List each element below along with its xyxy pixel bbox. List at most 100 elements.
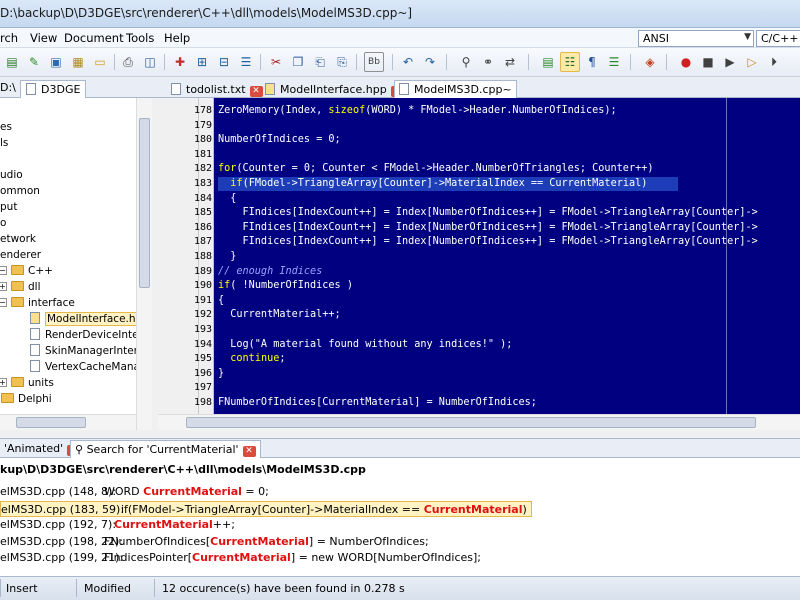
encoding-select[interactable]: ANSI ▼ <box>638 30 754 47</box>
code-line[interactable]: Log("A material found without any indice… <box>218 338 512 352</box>
paste-special-icon[interactable]: ⎘ <box>332 52 352 72</box>
copy-icon[interactable]: ❐ <box>288 52 308 72</box>
tab-search-results[interactable]: ⚲ Search for 'CurrentMaterial' ✕ <box>70 440 261 458</box>
code-editor[interactable]: 178 ZeroMemory(Index, sizeof(WORD) * FMod… <box>158 98 800 414</box>
result-row[interactable]: elMS3D.cpp (199, 21):FIndicesPointer[Cur… <box>0 550 481 566</box>
paste-icon[interactable]: ⎗ <box>310 52 330 72</box>
tree-item[interactable]: udio <box>0 167 23 183</box>
tree-file[interactable]: SkinManagerInterfa <box>30 343 148 359</box>
open-file-icon[interactable]: ▤ <box>2 52 22 72</box>
stop-macro-icon[interactable]: ■ <box>698 52 718 72</box>
tool-icon[interactable]: ◈ <box>640 52 660 72</box>
code-line[interactable]: continue; <box>218 352 285 366</box>
tree-item-label: ModelInterface.hpp <box>45 312 151 326</box>
run-icon[interactable]: ⏵ <box>764 52 784 72</box>
ruler-icon[interactable]: ☰ <box>604 52 624 72</box>
tree-folder[interactable]: +Delphi <box>0 391 52 407</box>
tree-item[interactable]: etwork <box>0 231 36 247</box>
collapse-icon[interactable]: − <box>0 266 7 275</box>
result-row[interactable]: elMS3D.cpp (148, 8):WORD CurrentMaterial… <box>0 484 269 500</box>
result-row[interactable]: elMS3D.cpp (198, 22):FNumberOfIndices[Cu… <box>0 534 429 550</box>
tree-folder[interactable]: − interface <box>0 295 75 311</box>
tree-file[interactable]: ModelInterface.hpp <box>30 311 151 327</box>
tab-todolist[interactable]: todolist.txt ✕ <box>166 80 268 98</box>
code-line[interactable]: FNumberOfIndices[CurrentMaterial] = Numb… <box>218 396 537 410</box>
code-line[interactable]: { <box>218 294 224 308</box>
close-icon[interactable]: ✕ <box>242 446 256 457</box>
code-line[interactable]: } <box>218 367 224 381</box>
result-row[interactable]: elMS3D.cpp (192, 7):CurrentMaterial++; <box>0 517 235 533</box>
menu-document[interactable]: Document <box>64 31 124 45</box>
tree-item[interactable]: ls <box>0 135 8 151</box>
tree-file[interactable]: VertexCacheManag <box>30 359 147 375</box>
tree-item[interactable]: es <box>0 119 12 135</box>
save-all-icon[interactable]: ▦ <box>68 52 88 72</box>
code-line[interactable]: CurrentMaterial++; <box>218 308 340 322</box>
expand-icon[interactable]: + <box>0 378 7 387</box>
tree-item[interactable]: ommon <box>0 183 40 199</box>
line-numbers-icon[interactable]: ☷ <box>560 52 580 72</box>
code-line[interactable]: ZeroMemory(Index, sizeof(WORD) * FModel-… <box>218 104 617 118</box>
replace-icon[interactable]: ⇄ <box>500 52 520 72</box>
cut-icon[interactable]: ✂ <box>266 52 286 72</box>
play-macro-icon[interactable]: ▶ <box>720 52 740 72</box>
tree-item-label: units <box>28 377 54 389</box>
print-icon[interactable]: ⎙ <box>118 52 138 72</box>
bookmark-icon[interactable]: Bb <box>364 52 384 72</box>
tree-vertical-scrollbar[interactable] <box>136 98 152 430</box>
show-special-chars-icon[interactable]: ¶ <box>582 52 602 72</box>
code-line[interactable]: // enough Indices <box>218 265 322 279</box>
line-number: 181 <box>193 148 212 160</box>
editor-horizontal-scrollbar[interactable] <box>158 414 800 430</box>
print-preview-icon[interactable]: ◫ <box>140 52 160 72</box>
word-wrap-icon[interactable]: ▤ <box>538 52 558 72</box>
project-tab[interactable]: D3DGE <box>20 80 87 98</box>
code-line[interactable]: { <box>218 192 236 206</box>
list-icon[interactable]: ☰ <box>236 52 256 72</box>
code-line[interactable]: if( !NumberOfIndices ) <box>218 279 353 293</box>
expand-icon[interactable]: + <box>0 282 7 291</box>
result-row[interactable]: elMS3D.cpp (183, 59):if(FModel->Triangle… <box>0 500 532 517</box>
language-select[interactable]: C/C++ (c <box>756 30 800 47</box>
status-bar: Insert Modified 12 occurence(s) have bee… <box>0 576 800 600</box>
new-item-icon[interactable]: ✚ <box>170 52 190 72</box>
code-line[interactable]: FIndices[IndexCount++] = Index[NumberOfI… <box>218 221 758 235</box>
line-number: 191 <box>193 294 212 306</box>
drive-tab[interactable]: D:\ <box>0 81 16 94</box>
menu-search[interactable]: rch <box>0 31 18 45</box>
tree-folder[interactable]: + dll <box>0 279 41 295</box>
tree-file[interactable]: RenderDeviceInterf <box>30 327 147 343</box>
insert-icon[interactable]: ⊞ <box>192 52 212 72</box>
menu-tools[interactable]: Tools <box>126 31 154 45</box>
code-line[interactable]: if(FModel->TriangleArray[Counter]->Mater… <box>218 177 678 191</box>
result-location: elMS3D.cpp (148, 8): <box>0 485 117 498</box>
menu-help[interactable]: Help <box>164 31 190 45</box>
menu-view[interactable]: View <box>30 31 57 45</box>
code-line[interactable]: NumberOfIndices = 0; <box>218 133 341 147</box>
tree-folder[interactable]: − C++ <box>0 263 53 279</box>
remove-icon[interactable]: ⊟ <box>214 52 234 72</box>
tree-horizontal-scrollbar[interactable] <box>0 414 136 430</box>
macro-list-icon[interactable]: ▷ <box>742 52 762 72</box>
tree-item[interactable]: enderer <box>0 247 41 263</box>
open-project-icon[interactable]: ✎ <box>24 52 44 72</box>
folder-icon[interactable]: ▭ <box>90 52 110 72</box>
code-line[interactable]: FIndices[IndexCount++] = Index[NumberOfI… <box>218 235 758 249</box>
undo-icon[interactable]: ↶ <box>398 52 418 72</box>
code-line[interactable]: for(Counter = 0; Counter < FModel->Heade… <box>218 162 653 176</box>
save-icon[interactable]: ▣ <box>46 52 66 72</box>
collapse-icon[interactable]: − <box>0 298 7 307</box>
code-line[interactable]: } <box>218 250 236 264</box>
tab-modelinterface[interactable]: ModelInterface.hpp✕ <box>260 80 409 98</box>
tree-folder[interactable]: + units <box>0 375 54 391</box>
tab-modelms3d[interactable]: ModelMS3D.cpp~ <box>394 80 517 98</box>
record-macro-icon[interactable]: ● <box>676 52 696 72</box>
tree-item-label: put <box>0 201 18 213</box>
find-next-icon[interactable]: ⚭ <box>478 52 498 72</box>
tree-item[interactable]: put <box>0 199 17 215</box>
redo-icon[interactable]: ↷ <box>420 52 440 72</box>
find-icon[interactable]: ⚲ <box>456 52 476 72</box>
tree-item[interactable]: o <box>0 215 6 231</box>
code-line[interactable]: FIndices[IndexCount++] = Index[NumberOfI… <box>218 206 758 220</box>
right-margin-line <box>726 98 727 414</box>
────────
Render the part of the entries above that opens with the line containing "encoding-select[interactable]: ANSI ▼" and closes with the line containing "tree-item[interactable]: udio <box>0", both included, as a Markdown table with columns Row and Line, leaving out any blank lines.

| Row | Line |
|---|---|
| 1 | encoding-select[interactable]: ANSI ▼ <box>638 30 754 47</box> |
| 2 | code-line[interactable]: Log("A material found without any indice… <box>218 338 512 352</box> |
| 3 | paste-special-icon[interactable]: ⎘ <box>332 52 352 72</box> |
| 4 | copy-icon[interactable]: ❐ <box>288 52 308 72</box> |
| 5 | tab-search-results[interactable]: ⚲ Search for 'CurrentMaterial' ✕ <box>70 440 261 458</box> |
| 6 | code-editor[interactable]: 178 ZeroMemory(Index, sizeof(WORD) * FMod… <box>158 98 800 414</box> |
| 7 | result-row[interactable]: elMS3D.cpp (199, 21):FIndicesPointer[Cur… <box>0 550 481 566</box> |
| 8 | paste-icon[interactable]: ⎗ <box>310 52 330 72</box> |
| 9 | tree-item[interactable]: udio <box>0 167 23 183</box> |